• EXERCISE MATERIALS:
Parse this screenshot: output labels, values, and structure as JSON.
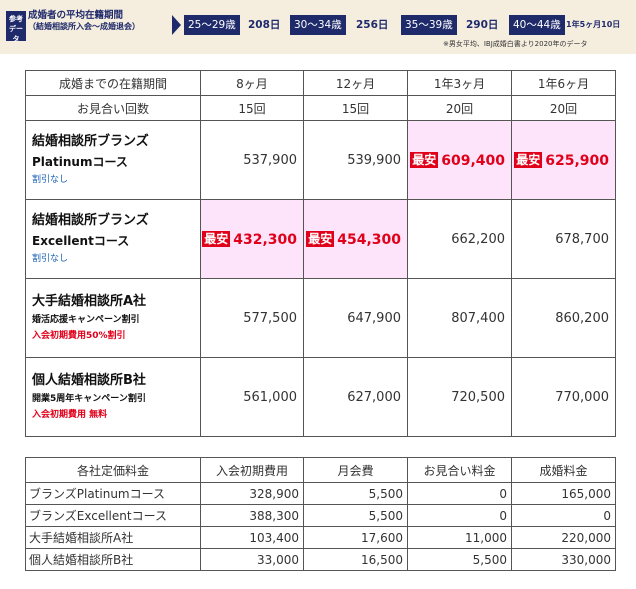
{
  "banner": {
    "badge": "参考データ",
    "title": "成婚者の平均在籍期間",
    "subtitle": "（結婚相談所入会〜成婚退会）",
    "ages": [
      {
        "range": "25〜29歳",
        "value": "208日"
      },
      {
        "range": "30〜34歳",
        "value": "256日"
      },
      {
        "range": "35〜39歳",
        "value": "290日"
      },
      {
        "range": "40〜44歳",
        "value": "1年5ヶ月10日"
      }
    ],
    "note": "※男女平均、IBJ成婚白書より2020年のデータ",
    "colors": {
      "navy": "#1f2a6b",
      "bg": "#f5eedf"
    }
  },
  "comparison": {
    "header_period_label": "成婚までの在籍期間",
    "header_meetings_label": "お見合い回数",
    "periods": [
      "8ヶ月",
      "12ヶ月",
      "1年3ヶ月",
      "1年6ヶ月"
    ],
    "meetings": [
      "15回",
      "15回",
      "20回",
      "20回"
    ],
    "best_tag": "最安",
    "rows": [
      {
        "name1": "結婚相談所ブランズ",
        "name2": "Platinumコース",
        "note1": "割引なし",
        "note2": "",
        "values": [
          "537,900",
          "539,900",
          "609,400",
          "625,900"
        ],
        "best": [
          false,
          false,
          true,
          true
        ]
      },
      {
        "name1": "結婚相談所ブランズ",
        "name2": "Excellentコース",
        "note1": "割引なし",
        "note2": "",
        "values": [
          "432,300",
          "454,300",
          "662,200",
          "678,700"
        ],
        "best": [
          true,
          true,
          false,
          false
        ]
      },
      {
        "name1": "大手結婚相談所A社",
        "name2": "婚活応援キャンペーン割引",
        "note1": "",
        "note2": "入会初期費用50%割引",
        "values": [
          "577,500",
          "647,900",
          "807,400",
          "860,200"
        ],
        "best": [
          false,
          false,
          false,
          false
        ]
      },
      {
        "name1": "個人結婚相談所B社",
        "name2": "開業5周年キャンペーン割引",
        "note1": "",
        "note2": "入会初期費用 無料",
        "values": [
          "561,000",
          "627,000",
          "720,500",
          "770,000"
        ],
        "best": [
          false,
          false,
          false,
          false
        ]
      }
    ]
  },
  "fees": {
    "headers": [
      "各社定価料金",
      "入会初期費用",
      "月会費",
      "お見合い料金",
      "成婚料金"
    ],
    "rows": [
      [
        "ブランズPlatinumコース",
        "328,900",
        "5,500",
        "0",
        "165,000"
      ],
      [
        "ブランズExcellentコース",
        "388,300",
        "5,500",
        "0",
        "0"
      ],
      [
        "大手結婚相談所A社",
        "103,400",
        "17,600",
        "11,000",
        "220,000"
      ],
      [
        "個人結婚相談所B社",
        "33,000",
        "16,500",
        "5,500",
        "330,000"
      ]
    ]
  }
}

• SET EXERCISE:
Transcribe the listing in full and omit the pictures.

• WRITTEN RESPONSE:
Parse this screenshot: output labels, values, and structure as JSON.
{
  "banner": {
    "badge": "参考データ",
    "title": "成婚者の平均在籍期間",
    "subtitle": "（結婚相談所入会〜成婚退会）",
    "ages": [
      {
        "range": "25〜29歳",
        "value": "208日"
      },
      {
        "range": "30〜34歳",
        "value": "256日"
      },
      {
        "range": "35〜39歳",
        "value": "290日"
      },
      {
        "range": "40〜44歳",
        "value": "1年5ヶ月10日"
      }
    ],
    "note": "※男女平均、IBJ成婚白書より2020年のデータ",
    "colors": {
      "navy": "#1f2a6b",
      "bg": "#f5eedf"
    }
  },
  "comparison": {
    "header_period_label": "成婚までの在籍期間",
    "header_meetings_label": "お見合い回数",
    "periods": [
      "8ヶ月",
      "12ヶ月",
      "1年3ヶ月",
      "1年6ヶ月"
    ],
    "meetings": [
      "15回",
      "15回",
      "20回",
      "20回"
    ],
    "best_tag": "最安",
    "rows": [
      {
        "name1": "結婚相談所ブランズ",
        "name2": "Platinumコース",
        "note1": "割引なし",
        "note2": "",
        "values": [
          "537,900",
          "539,900",
          "609,400",
          "625,900"
        ],
        "best": [
          false,
          false,
          true,
          true
        ]
      },
      {
        "name1": "結婚相談所ブランズ",
        "name2": "Excellentコース",
        "note1": "割引なし",
        "note2": "",
        "values": [
          "432,300",
          "454,300",
          "662,200",
          "678,700"
        ],
        "best": [
          true,
          true,
          false,
          false
        ]
      },
      {
        "name1": "大手結婚相談所A社",
        "name2": "婚活応援キャンペーン割引",
        "note1": "",
        "note2": "入会初期費用50%割引",
        "values": [
          "577,500",
          "647,900",
          "807,400",
          "860,200"
        ],
        "best": [
          false,
          false,
          false,
          false
        ]
      },
      {
        "name1": "個人結婚相談所B社",
        "name2": "開業5周年キャンペーン割引",
        "note1": "",
        "note2": "入会初期費用 無料",
        "values": [
          "561,000",
          "627,000",
          "720,500",
          "770,000"
        ],
        "best": [
          false,
          false,
          false,
          false
        ]
      }
    ]
  },
  "fees": {
    "headers": [
      "各社定価料金",
      "入会初期費用",
      "月会費",
      "お見合い料金",
      "成婚料金"
    ],
    "rows": [
      [
        "ブランズPlatinumコース",
        "328,900",
        "5,500",
        "0",
        "165,000"
      ],
      [
        "ブランズExcellentコース",
        "388,300",
        "5,500",
        "0",
        "0"
      ],
      [
        "大手結婚相談所A社",
        "103,400",
        "17,600",
        "11,000",
        "220,000"
      ],
      [
        "個人結婚相談所B社",
        "33,000",
        "16,500",
        "5,500",
        "330,000"
      ]
    ]
  }
}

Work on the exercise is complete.